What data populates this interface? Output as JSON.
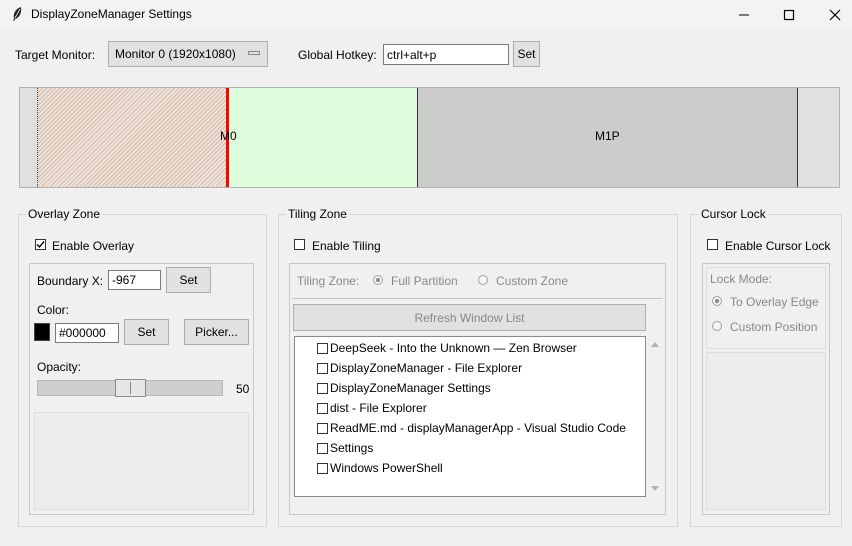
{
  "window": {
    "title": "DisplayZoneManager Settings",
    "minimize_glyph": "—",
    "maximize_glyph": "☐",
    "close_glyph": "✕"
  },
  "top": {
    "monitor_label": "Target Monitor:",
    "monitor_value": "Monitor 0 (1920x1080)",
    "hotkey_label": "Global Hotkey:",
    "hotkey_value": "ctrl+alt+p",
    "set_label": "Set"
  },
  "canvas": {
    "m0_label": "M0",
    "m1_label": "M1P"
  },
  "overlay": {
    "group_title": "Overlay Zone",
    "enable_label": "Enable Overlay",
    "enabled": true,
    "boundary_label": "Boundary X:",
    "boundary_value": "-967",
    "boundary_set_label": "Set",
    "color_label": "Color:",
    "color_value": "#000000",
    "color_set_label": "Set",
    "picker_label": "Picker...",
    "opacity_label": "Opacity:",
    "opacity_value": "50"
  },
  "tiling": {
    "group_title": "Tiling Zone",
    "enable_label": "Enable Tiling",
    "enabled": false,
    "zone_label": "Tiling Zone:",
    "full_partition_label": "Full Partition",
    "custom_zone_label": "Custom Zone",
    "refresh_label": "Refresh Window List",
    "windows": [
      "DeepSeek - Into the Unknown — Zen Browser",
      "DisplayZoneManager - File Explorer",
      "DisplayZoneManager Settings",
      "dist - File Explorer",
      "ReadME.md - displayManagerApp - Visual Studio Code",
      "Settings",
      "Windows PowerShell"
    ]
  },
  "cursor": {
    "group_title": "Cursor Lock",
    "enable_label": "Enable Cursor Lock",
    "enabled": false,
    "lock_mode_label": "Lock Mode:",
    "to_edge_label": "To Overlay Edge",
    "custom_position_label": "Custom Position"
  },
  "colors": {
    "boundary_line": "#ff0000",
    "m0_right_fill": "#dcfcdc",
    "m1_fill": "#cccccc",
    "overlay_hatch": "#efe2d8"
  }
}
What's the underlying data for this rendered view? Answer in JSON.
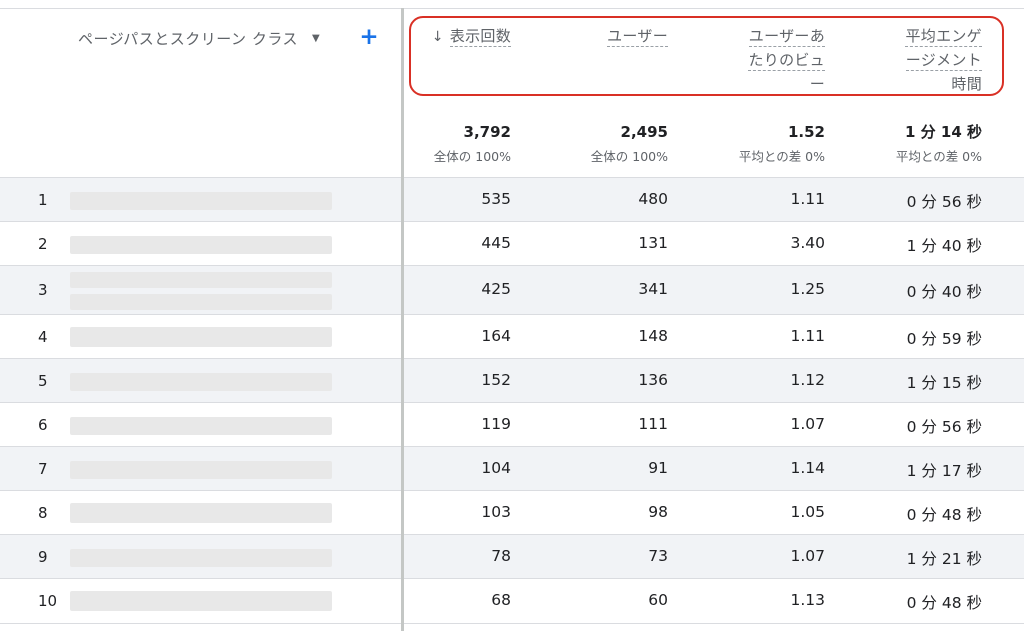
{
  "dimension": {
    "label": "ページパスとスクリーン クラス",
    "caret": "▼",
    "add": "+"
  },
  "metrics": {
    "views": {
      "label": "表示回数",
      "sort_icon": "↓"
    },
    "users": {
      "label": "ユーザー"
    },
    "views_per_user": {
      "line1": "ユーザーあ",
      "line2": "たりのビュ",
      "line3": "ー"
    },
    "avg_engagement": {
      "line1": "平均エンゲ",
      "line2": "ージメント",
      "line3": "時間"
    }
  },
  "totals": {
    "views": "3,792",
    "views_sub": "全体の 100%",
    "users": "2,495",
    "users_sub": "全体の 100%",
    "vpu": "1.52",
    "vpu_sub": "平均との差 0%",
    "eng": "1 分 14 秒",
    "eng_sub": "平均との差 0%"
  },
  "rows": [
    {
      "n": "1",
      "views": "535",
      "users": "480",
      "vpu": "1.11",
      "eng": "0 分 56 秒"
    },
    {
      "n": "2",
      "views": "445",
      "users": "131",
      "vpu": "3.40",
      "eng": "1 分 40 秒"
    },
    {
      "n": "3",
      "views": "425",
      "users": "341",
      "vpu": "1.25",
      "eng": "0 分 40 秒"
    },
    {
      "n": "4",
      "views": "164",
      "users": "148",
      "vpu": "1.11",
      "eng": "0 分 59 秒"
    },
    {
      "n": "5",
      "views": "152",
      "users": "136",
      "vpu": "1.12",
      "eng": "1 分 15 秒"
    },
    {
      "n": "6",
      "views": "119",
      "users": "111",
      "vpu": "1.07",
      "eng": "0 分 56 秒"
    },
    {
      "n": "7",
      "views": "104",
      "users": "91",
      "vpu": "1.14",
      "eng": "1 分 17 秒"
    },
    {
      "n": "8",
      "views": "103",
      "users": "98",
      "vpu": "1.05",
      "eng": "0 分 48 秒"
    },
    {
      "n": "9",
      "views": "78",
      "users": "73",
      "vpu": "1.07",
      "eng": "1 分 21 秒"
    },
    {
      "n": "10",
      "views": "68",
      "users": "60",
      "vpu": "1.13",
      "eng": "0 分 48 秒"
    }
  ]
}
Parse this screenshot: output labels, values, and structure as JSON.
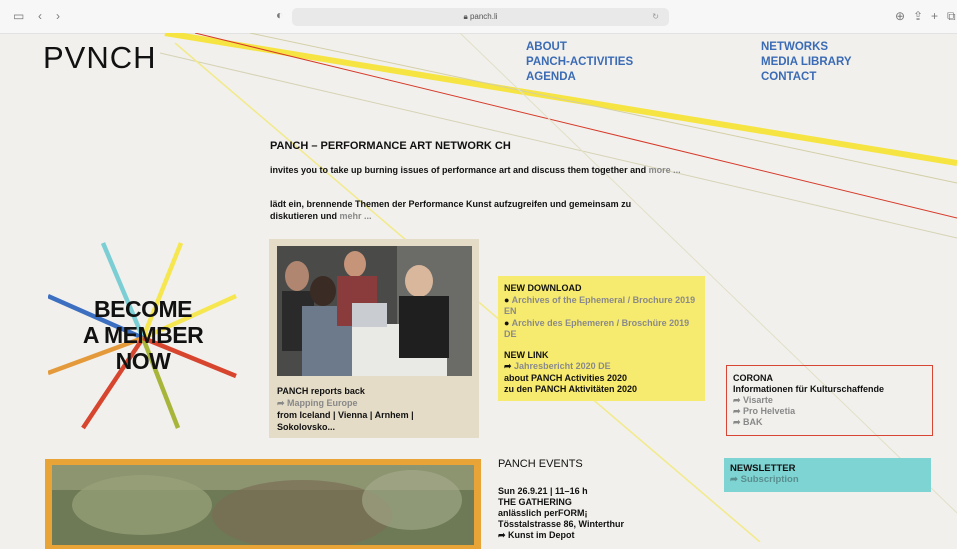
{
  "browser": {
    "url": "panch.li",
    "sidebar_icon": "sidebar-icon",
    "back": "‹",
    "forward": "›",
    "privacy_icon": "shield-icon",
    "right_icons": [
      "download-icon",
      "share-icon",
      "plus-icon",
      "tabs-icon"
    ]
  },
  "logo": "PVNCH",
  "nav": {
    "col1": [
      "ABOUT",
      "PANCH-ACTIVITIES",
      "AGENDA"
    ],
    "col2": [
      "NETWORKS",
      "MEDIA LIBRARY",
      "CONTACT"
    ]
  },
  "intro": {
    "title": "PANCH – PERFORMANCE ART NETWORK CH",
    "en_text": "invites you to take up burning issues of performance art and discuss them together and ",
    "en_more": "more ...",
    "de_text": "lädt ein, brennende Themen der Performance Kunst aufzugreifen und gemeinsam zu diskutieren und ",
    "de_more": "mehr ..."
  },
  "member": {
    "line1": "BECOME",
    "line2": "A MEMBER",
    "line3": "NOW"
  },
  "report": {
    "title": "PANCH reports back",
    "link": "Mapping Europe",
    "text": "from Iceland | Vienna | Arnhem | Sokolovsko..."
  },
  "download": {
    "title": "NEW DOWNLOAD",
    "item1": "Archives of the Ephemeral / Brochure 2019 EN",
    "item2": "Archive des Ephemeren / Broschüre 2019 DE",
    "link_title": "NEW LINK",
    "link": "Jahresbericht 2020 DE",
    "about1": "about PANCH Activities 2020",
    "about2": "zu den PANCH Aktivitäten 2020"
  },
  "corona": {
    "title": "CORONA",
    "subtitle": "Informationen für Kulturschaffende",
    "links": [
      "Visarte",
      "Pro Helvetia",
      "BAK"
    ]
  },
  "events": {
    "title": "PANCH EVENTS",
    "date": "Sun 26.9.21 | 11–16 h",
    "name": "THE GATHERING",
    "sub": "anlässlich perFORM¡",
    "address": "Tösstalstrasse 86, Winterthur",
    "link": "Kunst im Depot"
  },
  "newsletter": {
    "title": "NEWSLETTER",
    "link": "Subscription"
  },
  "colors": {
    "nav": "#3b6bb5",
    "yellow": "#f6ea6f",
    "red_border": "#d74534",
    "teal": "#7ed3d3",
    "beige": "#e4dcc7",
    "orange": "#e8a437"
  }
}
* * * * * * *
_Given task:_
Pictures are excluded; output everything else in the data verbatim.

_Solution:_
What data populates this interface? Output as JSON.
{
  "window": {
    "title": "DisplayZoneManager Settings",
    "minimize_glyph": "—",
    "maximize_glyph": "☐",
    "close_glyph": "✕"
  },
  "top": {
    "monitor_label": "Target Monitor:",
    "monitor_value": "Monitor 0 (1920x1080)",
    "hotkey_label": "Global Hotkey:",
    "hotkey_value": "ctrl+alt+p",
    "set_label": "Set"
  },
  "canvas": {
    "m0_label": "M0",
    "m1_label": "M1P"
  },
  "overlay": {
    "group_title": "Overlay Zone",
    "enable_label": "Enable Overlay",
    "enabled": true,
    "boundary_label": "Boundary X:",
    "boundary_value": "-967",
    "boundary_set_label": "Set",
    "color_label": "Color:",
    "color_value": "#000000",
    "color_set_label": "Set",
    "picker_label": "Picker...",
    "opacity_label": "Opacity:",
    "opacity_value": "50"
  },
  "tiling": {
    "group_title": "Tiling Zone",
    "enable_label": "Enable Tiling",
    "enabled": false,
    "zone_label": "Tiling Zone:",
    "full_partition_label": "Full Partition",
    "custom_zone_label": "Custom Zone",
    "refresh_label": "Refresh Window List",
    "windows": [
      "DeepSeek - Into the Unknown — Zen Browser",
      "DisplayZoneManager - File Explorer",
      "DisplayZoneManager Settings",
      "dist - File Explorer",
      "ReadME.md - displayManagerApp - Visual Studio Code",
      "Settings",
      "Windows PowerShell"
    ]
  },
  "cursor": {
    "group_title": "Cursor Lock",
    "enable_label": "Enable Cursor Lock",
    "enabled": false,
    "lock_mode_label": "Lock Mode:",
    "to_edge_label": "To Overlay Edge",
    "custom_position_label": "Custom Position"
  },
  "colors": {
    "boundary_line": "#ff0000",
    "m0_right_fill": "#dcfcdc",
    "m1_fill": "#cccccc",
    "overlay_hatch": "#efe2d8"
  }
}
What's the underlying data for this rendered view? Answer in JSON.
{
  "dimension": {
    "label": "ページパスとスクリーン クラス",
    "caret": "▼",
    "add": "+"
  },
  "metrics": {
    "views": {
      "label": "表示回数",
      "sort_icon": "↓"
    },
    "users": {
      "label": "ユーザー"
    },
    "views_per_user": {
      "line1": "ユーザーあ",
      "line2": "たりのビュ",
      "line3": "ー"
    },
    "avg_engagement": {
      "line1": "平均エンゲ",
      "line2": "ージメント",
      "line3": "時間"
    }
  },
  "totals": {
    "views": "3,792",
    "views_sub": "全体の 100%",
    "users": "2,495",
    "users_sub": "全体の 100%",
    "vpu": "1.52",
    "vpu_sub": "平均との差 0%",
    "eng": "1 分 14 秒",
    "eng_sub": "平均との差 0%"
  },
  "rows": [
    {
      "n": "1",
      "views": "535",
      "users": "480",
      "vpu": "1.11",
      "eng": "0 分 56 秒"
    },
    {
      "n": "2",
      "views": "445",
      "users": "131",
      "vpu": "3.40",
      "eng": "1 分 40 秒"
    },
    {
      "n": "3",
      "views": "425",
      "users": "341",
      "vpu": "1.25",
      "eng": "0 分 40 秒"
    },
    {
      "n": "4",
      "views": "164",
      "users": "148",
      "vpu": "1.11",
      "eng": "0 分 59 秒"
    },
    {
      "n": "5",
      "views": "152",
      "users": "136",
      "vpu": "1.12",
      "eng": "1 分 15 秒"
    },
    {
      "n": "6",
      "views": "119",
      "users": "111",
      "vpu": "1.07",
      "eng": "0 分 56 秒"
    },
    {
      "n": "7",
      "views": "104",
      "users": "91",
      "vpu": "1.14",
      "eng": "1 分 17 秒"
    },
    {
      "n": "8",
      "views": "103",
      "users": "98",
      "vpu": "1.05",
      "eng": "0 分 48 秒"
    },
    {
      "n": "9",
      "views": "78",
      "users": "73",
      "vpu": "1.07",
      "eng": "1 分 21 秒"
    },
    {
      "n": "10",
      "views": "68",
      "users": "60",
      "vpu": "1.13",
      "eng": "0 分 48 秒"
    }
  ]
}
Parse this screenshot: output labels, values, and structure as JSON.
{
  "browser": {
    "url": "panch.li",
    "sidebar_icon": "sidebar-icon",
    "back": "‹",
    "forward": "›",
    "privacy_icon": "shield-icon",
    "right_icons": [
      "download-icon",
      "share-icon",
      "plus-icon",
      "tabs-icon"
    ]
  },
  "logo": "PVNCH",
  "nav": {
    "col1": [
      "ABOUT",
      "PANCH-ACTIVITIES",
      "AGENDA"
    ],
    "col2": [
      "NETWORKS",
      "MEDIA LIBRARY",
      "CONTACT"
    ]
  },
  "intro": {
    "title": "PANCH – PERFORMANCE ART NETWORK CH",
    "en_text": "invites you to take up burning issues of performance art and discuss them together and ",
    "en_more": "more ...",
    "de_text": "lädt ein, brennende Themen der Performance Kunst aufzugreifen und gemeinsam zu diskutieren und ",
    "de_more": "mehr ..."
  },
  "member": {
    "line1": "BECOME",
    "line2": "A MEMBER",
    "line3": "NOW"
  },
  "report": {
    "title": "PANCH reports back",
    "link": "Mapping Europe",
    "text": "from Iceland | Vienna | Arnhem | Sokolovsko..."
  },
  "download": {
    "title": "NEW DOWNLOAD",
    "item1": "Archives of the Ephemeral / Brochure 2019 EN",
    "item2": "Archive des Ephemeren / Broschüre 2019 DE",
    "link_title": "NEW LINK",
    "link": "Jahresbericht 2020 DE",
    "about1": "about PANCH Activities 2020",
    "about2": "zu den PANCH Aktivitäten 2020"
  },
  "corona": {
    "title": "CORONA",
    "subtitle": "Informationen für Kulturschaffende",
    "links": [
      "Visarte",
      "Pro Helvetia",
      "BAK"
    ]
  },
  "events": {
    "title": "PANCH EVENTS",
    "date": "Sun 26.9.21 | 11–16 h",
    "name": "THE GATHERING",
    "sub": "anlässlich perFORM¡",
    "address": "Tösstalstrasse 86, Winterthur",
    "link": "Kunst im Depot"
  },
  "newsletter": {
    "title": "NEWSLETTER",
    "link": "Subscription"
  },
  "colors": {
    "nav": "#3b6bb5",
    "yellow": "#f6ea6f",
    "red_border": "#d74534",
    "teal": "#7ed3d3",
    "beige": "#e4dcc7",
    "orange": "#e8a437"
  }
}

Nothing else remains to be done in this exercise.